━━━ Materials provided ━━━

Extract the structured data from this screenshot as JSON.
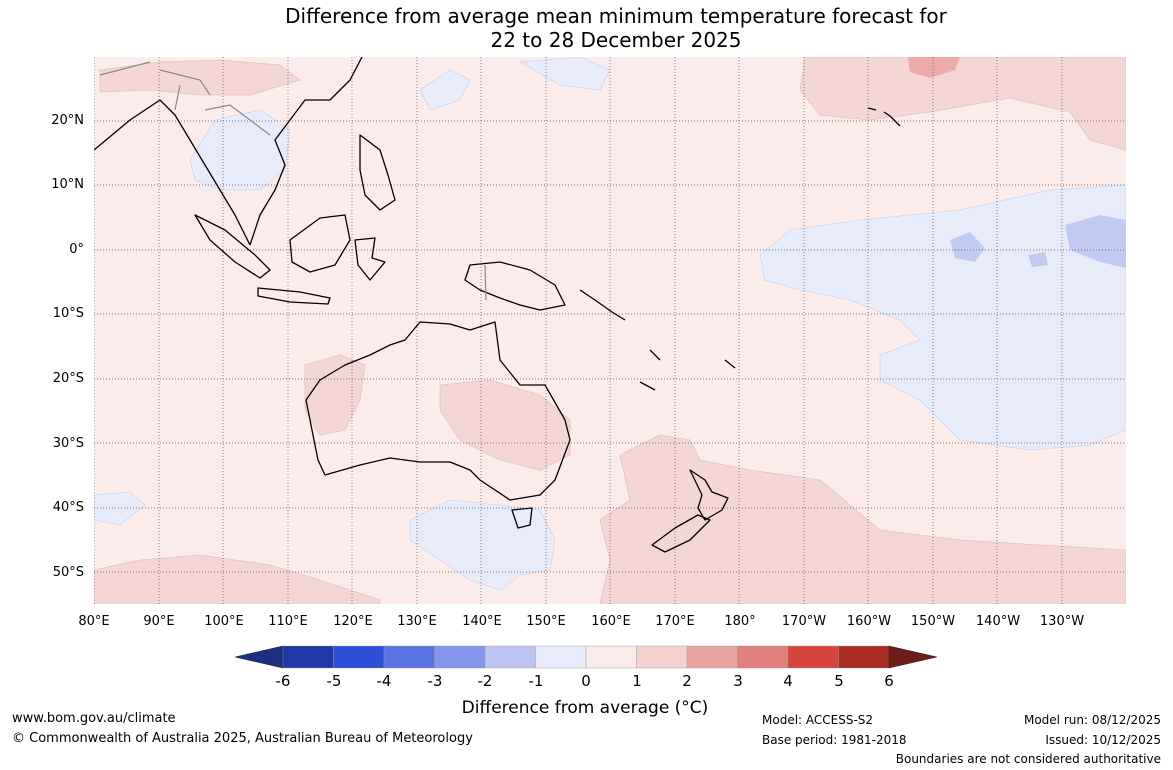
{
  "title": {
    "line1": "Difference from average mean minimum temperature forecast for",
    "line2": "22 to 28 December 2025"
  },
  "map": {
    "lat_labels": [
      "20°N",
      "10°N",
      "0°",
      "10°S",
      "20°S",
      "30°S",
      "40°S",
      "50°S"
    ],
    "lon_labels": [
      "80°E",
      "90°E",
      "100°E",
      "110°E",
      "120°E",
      "130°E",
      "140°E",
      "150°E",
      "160°E",
      "170°E",
      "180°",
      "170°W",
      "160°W",
      "150°W",
      "140°W",
      "130°W"
    ],
    "colors": {
      "ocean_base": "#fbebea",
      "warm_1_2": "#f4d7d5",
      "warm_2_3": "#eeaaa6",
      "cool_0_m1": "#e8ecfa",
      "cool_m1_m2": "#c3caf2",
      "coastline": "#000000",
      "border": "#888888",
      "grid": "#555555"
    }
  },
  "colorbar": {
    "ticks": [
      "-6",
      "-5",
      "-4",
      "-3",
      "-2",
      "-1",
      "0",
      "1",
      "2",
      "3",
      "4",
      "5",
      "6"
    ],
    "colors": [
      "#1d2f80",
      "#2338a8",
      "#2d4fd8",
      "#5a72e2",
      "#8396ea",
      "#bcc4f2",
      "#e8ebfb",
      "#fbebea",
      "#f4d2d0",
      "#eaa5a0",
      "#e0807a",
      "#d8453d",
      "#a82b24",
      "#6e1c17"
    ],
    "label": "Difference from average (°C)"
  },
  "footer": {
    "website": "www.bom.gov.au/climate",
    "copyright": "© Commonwealth of Australia 2025, Australian Bureau of Meteorology",
    "model": "Model: ACCESS-S2",
    "base_period": "Base period: 1981-2018",
    "model_run": "Model run: 08/12/2025",
    "issued": "Issued: 10/12/2025",
    "disclaimer": "Boundaries are not considered authoritative"
  }
}
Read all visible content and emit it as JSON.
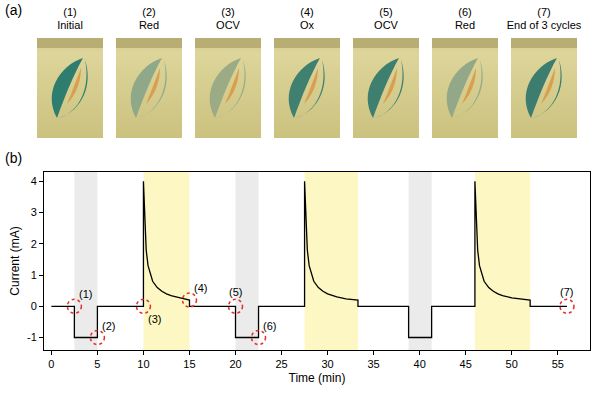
{
  "panel_a": {
    "label": "(a)",
    "frames": [
      {
        "number": "(1)",
        "caption": "Initial",
        "color": "#2e7d6e"
      },
      {
        "number": "(2)",
        "caption": "Red",
        "color": "#8fa88a"
      },
      {
        "number": "(3)",
        "caption": "OCV",
        "color": "#9aab85"
      },
      {
        "number": "(4)",
        "caption": "Ox",
        "color": "#3f8070"
      },
      {
        "number": "(5)",
        "caption": "OCV",
        "color": "#3e7f70"
      },
      {
        "number": "(6)",
        "caption": "Red",
        "color": "#93a888"
      },
      {
        "number": "(7)",
        "caption": "End of 3 cycles",
        "color": "#3c7d70"
      }
    ]
  },
  "chart_data": {
    "type": "line",
    "panel_label": "(b)",
    "x_label": "Time (min)",
    "y_label": "Current (mA)",
    "x": [
      0,
      2.5,
      2.5,
      5,
      5,
      10,
      10,
      10.15,
      10.3,
      10.5,
      10.75,
      11,
      11.5,
      12,
      12.5,
      13,
      14,
      15,
      15,
      20,
      20,
      22.5,
      22.5,
      27.5,
      27.5,
      27.65,
      27.8,
      28,
      28.25,
      28.5,
      29,
      29.5,
      30,
      31,
      32,
      33.3,
      33.3,
      38.8,
      38.8,
      41.3,
      41.3,
      46,
      46,
      46.15,
      46.3,
      46.5,
      46.75,
      47,
      47.5,
      48,
      48.5,
      49,
      50,
      51,
      52,
      52,
      56
    ],
    "values": [
      0,
      0,
      -1,
      -1,
      0,
      0,
      4,
      2.6,
      1.8,
      1.3,
      1.0,
      0.8,
      0.6,
      0.48,
      0.4,
      0.34,
      0.27,
      0.2,
      0,
      0,
      -1,
      -1,
      0,
      0,
      4,
      2.6,
      1.8,
      1.3,
      1.0,
      0.8,
      0.6,
      0.48,
      0.4,
      0.3,
      0.24,
      0.2,
      0,
      0,
      -1,
      -1,
      0,
      0,
      4,
      2.6,
      1.8,
      1.3,
      1.0,
      0.8,
      0.6,
      0.48,
      0.4,
      0.34,
      0.27,
      0.23,
      0.2,
      0,
      0
    ],
    "color": "#000000",
    "xlim": [
      -0.8,
      58.5
    ],
    "ylim": [
      -1.4,
      4.3
    ],
    "xticks": [
      0,
      5,
      10,
      15,
      20,
      25,
      30,
      35,
      40,
      45,
      50,
      55
    ],
    "yticks": [
      -1,
      0,
      1,
      2,
      3,
      4
    ],
    "grid": false,
    "shaded_regions": [
      {
        "x0": 2.5,
        "x1": 5,
        "color": "#ebebeb"
      },
      {
        "x0": 10,
        "x1": 15,
        "color": "#fdf7c3"
      },
      {
        "x0": 20,
        "x1": 22.5,
        "color": "#ebebeb"
      },
      {
        "x0": 27.5,
        "x1": 33.3,
        "color": "#fdf7c3"
      },
      {
        "x0": 38.8,
        "x1": 41.3,
        "color": "#ebebeb"
      },
      {
        "x0": 46,
        "x1": 52,
        "color": "#fdf7c3"
      }
    ],
    "annotations": [
      {
        "x": 2.5,
        "y": 0,
        "text": "(1)",
        "color": "#e03030"
      },
      {
        "x": 5,
        "y": -1,
        "text": "(2)",
        "color": "#e03030"
      },
      {
        "x": 10,
        "y": 0,
        "text": "(3)",
        "color": "#e03030"
      },
      {
        "x": 15,
        "y": 0.2,
        "text": "(4)",
        "color": "#e03030"
      },
      {
        "x": 20,
        "y": 0,
        "text": "(5)",
        "color": "#e03030"
      },
      {
        "x": 22.5,
        "y": -1,
        "text": "(6)",
        "color": "#e03030"
      },
      {
        "x": 56,
        "y": 0,
        "text": "(7)",
        "color": "#e03030"
      }
    ]
  }
}
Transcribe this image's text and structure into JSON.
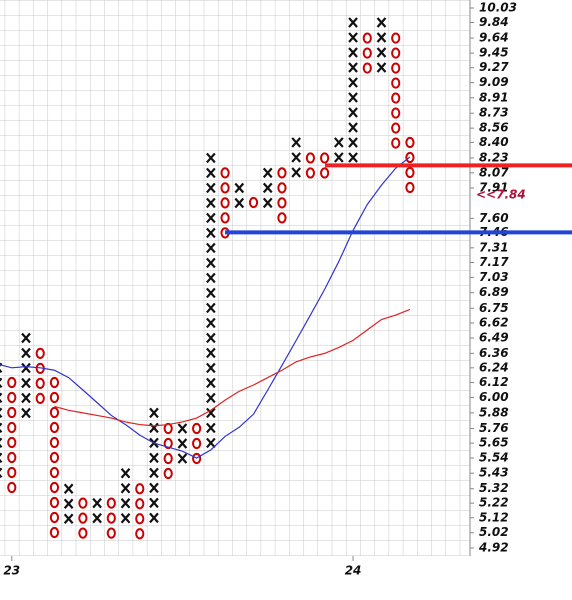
{
  "chart_data": {
    "type": "point_and_figure",
    "ylim": [
      4.92,
      10.03
    ],
    "log_scale": true,
    "yticks": [
      10.03,
      9.84,
      9.64,
      9.45,
      9.27,
      9.09,
      8.91,
      8.73,
      8.56,
      {
        "value": 8.4,
        "label": "8.40"
      },
      8.23,
      8.07,
      7.91,
      {
        "value": 7.6,
        "label": "7.60"
      },
      7.46,
      7.31,
      7.17,
      7.03,
      6.89,
      6.75,
      6.62,
      6.49,
      6.36,
      6.24,
      6.12,
      {
        "value": 6,
        "label": "6.00"
      },
      5.88,
      5.76,
      5.65,
      5.54,
      5.43,
      5.32,
      5.22,
      5.12,
      5.02,
      4.92
    ],
    "x_color": "#111111",
    "o_color": "#cc0000",
    "columns": [
      {
        "type": "X",
        "high": 6.24,
        "low": 5.43
      },
      {
        "type": "O",
        "high": 6.12,
        "low": 5.32,
        "label": "23"
      },
      {
        "type": "X",
        "high": 6.49,
        "low": 5.88
      },
      {
        "type": "O",
        "high": 6.36,
        "low": 6.0
      },
      {
        "type": "O",
        "high": 6.12,
        "low": 5.02
      },
      {
        "type": "X",
        "high": 5.32,
        "low": 5.12
      },
      {
        "type": "O",
        "high": 5.22,
        "low": 5.02
      },
      {
        "type": "X",
        "high": 5.22,
        "low": 5.12
      },
      {
        "type": "O",
        "high": 5.22,
        "low": 5.02
      },
      {
        "type": "X",
        "high": 5.43,
        "low": 5.12
      },
      {
        "type": "O",
        "high": 5.32,
        "low": 5.02
      },
      {
        "type": "X",
        "high": 5.88,
        "low": 5.12
      },
      {
        "type": "O",
        "high": 5.76,
        "low": 5.43
      },
      {
        "type": "X",
        "high": 5.76,
        "low": 5.54
      },
      {
        "type": "O",
        "high": 5.76,
        "low": 5.54
      },
      {
        "type": "X",
        "high": 8.23,
        "low": 5.65
      },
      {
        "type": "O",
        "high": 8.07,
        "low": 7.46
      },
      {
        "type": "X",
        "high": 7.91,
        "low": 7.76
      },
      {
        "type": "O",
        "high": 7.76,
        "low": 7.76
      },
      {
        "type": "X",
        "high": 8.07,
        "low": 7.76
      },
      {
        "type": "O",
        "high": 8.07,
        "low": 7.6
      },
      {
        "type": "X",
        "high": 8.4,
        "low": 8.07
      },
      {
        "type": "O",
        "high": 8.23,
        "low": 8.07
      },
      {
        "type": "O",
        "high": 8.23,
        "low": 8.07
      },
      {
        "type": "X",
        "high": 8.4,
        "low": 8.23
      },
      {
        "type": "X",
        "high": 9.84,
        "low": 8.23,
        "label": "24"
      },
      {
        "type": "O",
        "high": 9.64,
        "low": 9.27
      },
      {
        "type": "X",
        "high": 9.84,
        "low": 9.27
      },
      {
        "type": "O",
        "high": 9.64,
        "low": 8.4
      },
      {
        "type": "O",
        "high": 8.4,
        "low": 7.91
      }
    ],
    "moving_averages": [
      {
        "color": "#3333cc",
        "values": [
          6.27,
          6.24,
          6.25,
          6.24,
          6.22,
          6.16,
          6.06,
          5.96,
          5.86,
          5.79,
          5.71,
          5.65,
          5.62,
          5.59,
          5.54,
          5.6,
          5.7,
          5.77,
          5.87,
          6.06,
          6.26,
          6.47,
          6.69,
          6.92,
          7.18,
          7.48,
          7.74,
          7.94,
          8.12,
          8.24
        ]
      },
      {
        "color": "#dd2222",
        "values": [
          null,
          null,
          null,
          null,
          5.93,
          5.9,
          5.88,
          5.86,
          5.84,
          5.81,
          5.79,
          5.78,
          5.79,
          5.81,
          5.84,
          5.9,
          5.98,
          6.05,
          6.1,
          6.16,
          6.22,
          6.29,
          6.33,
          6.36,
          6.41,
          6.47,
          6.56,
          6.65,
          6.69,
          6.74
        ]
      }
    ],
    "levels": [
      {
        "value": 8.15,
        "color": "#ee2222"
      },
      {
        "value": 7.46,
        "color": "#2244dd"
      }
    ],
    "last_price": {
      "value": 7.84,
      "label": "<<7.84",
      "color": "#b0103a"
    }
  }
}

━━━

Brief
State how many lines of the listing hold the string "JSON"; reply with the number and nothing else.

Written reply
3